### DIRECTION
Would it be possible to write out each entry below exactly, without the pictures?

### GIVEN INFORMATION
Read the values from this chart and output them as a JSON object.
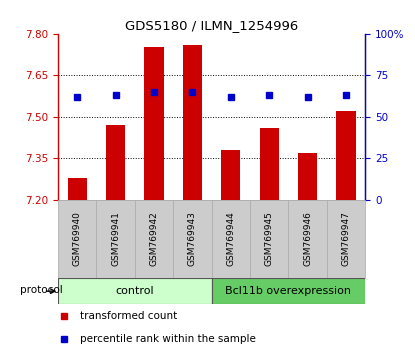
{
  "title": "GDS5180 / ILMN_1254996",
  "samples": [
    "GSM769940",
    "GSM769941",
    "GSM769942",
    "GSM769943",
    "GSM769944",
    "GSM769945",
    "GSM769946",
    "GSM769947"
  ],
  "red_values": [
    7.28,
    7.47,
    7.75,
    7.76,
    7.38,
    7.46,
    7.37,
    7.52
  ],
  "blue_values": [
    62,
    63,
    65,
    65,
    62,
    63,
    62,
    63
  ],
  "ylim_left": [
    7.2,
    7.8
  ],
  "ylim_right": [
    0,
    100
  ],
  "yticks_left": [
    7.2,
    7.35,
    7.5,
    7.65,
    7.8
  ],
  "yticks_right": [
    0,
    25,
    50,
    75,
    100
  ],
  "ytick_labels_right": [
    "0",
    "25",
    "50",
    "75",
    "100%"
  ],
  "red_color": "#cc0000",
  "blue_color": "#0000cc",
  "bar_width": 0.5,
  "n_control": 4,
  "n_overexpression": 4,
  "control_label": "control",
  "overexpression_label": "Bcl11b overexpression",
  "protocol_label": "protocol",
  "legend_red": "transformed count",
  "legend_blue": "percentile rank within the sample",
  "control_color": "#ccffcc",
  "overexpression_color": "#66cc66",
  "tick_label_bg": "#cccccc",
  "base_value": 7.2,
  "grid_yticks": [
    7.35,
    7.5,
    7.65
  ]
}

### RESULT
Read the values from this chart and output them as a JSON object.
{
  "title": "GDS5180 / ILMN_1254996",
  "samples": [
    "GSM769940",
    "GSM769941",
    "GSM769942",
    "GSM769943",
    "GSM769944",
    "GSM769945",
    "GSM769946",
    "GSM769947"
  ],
  "red_values": [
    7.28,
    7.47,
    7.75,
    7.76,
    7.38,
    7.46,
    7.37,
    7.52
  ],
  "blue_values": [
    62,
    63,
    65,
    65,
    62,
    63,
    62,
    63
  ],
  "ylim_left": [
    7.2,
    7.8
  ],
  "ylim_right": [
    0,
    100
  ],
  "yticks_left": [
    7.2,
    7.35,
    7.5,
    7.65,
    7.8
  ],
  "yticks_right": [
    0,
    25,
    50,
    75,
    100
  ],
  "ytick_labels_right": [
    "0",
    "25",
    "50",
    "75",
    "100%"
  ],
  "red_color": "#cc0000",
  "blue_color": "#0000cc",
  "bar_width": 0.5,
  "n_control": 4,
  "n_overexpression": 4,
  "control_label": "control",
  "overexpression_label": "Bcl11b overexpression",
  "protocol_label": "protocol",
  "legend_red": "transformed count",
  "legend_blue": "percentile rank within the sample",
  "control_color": "#ccffcc",
  "overexpression_color": "#66cc66",
  "tick_label_bg": "#cccccc",
  "base_value": 7.2,
  "grid_yticks": [
    7.35,
    7.5,
    7.65
  ]
}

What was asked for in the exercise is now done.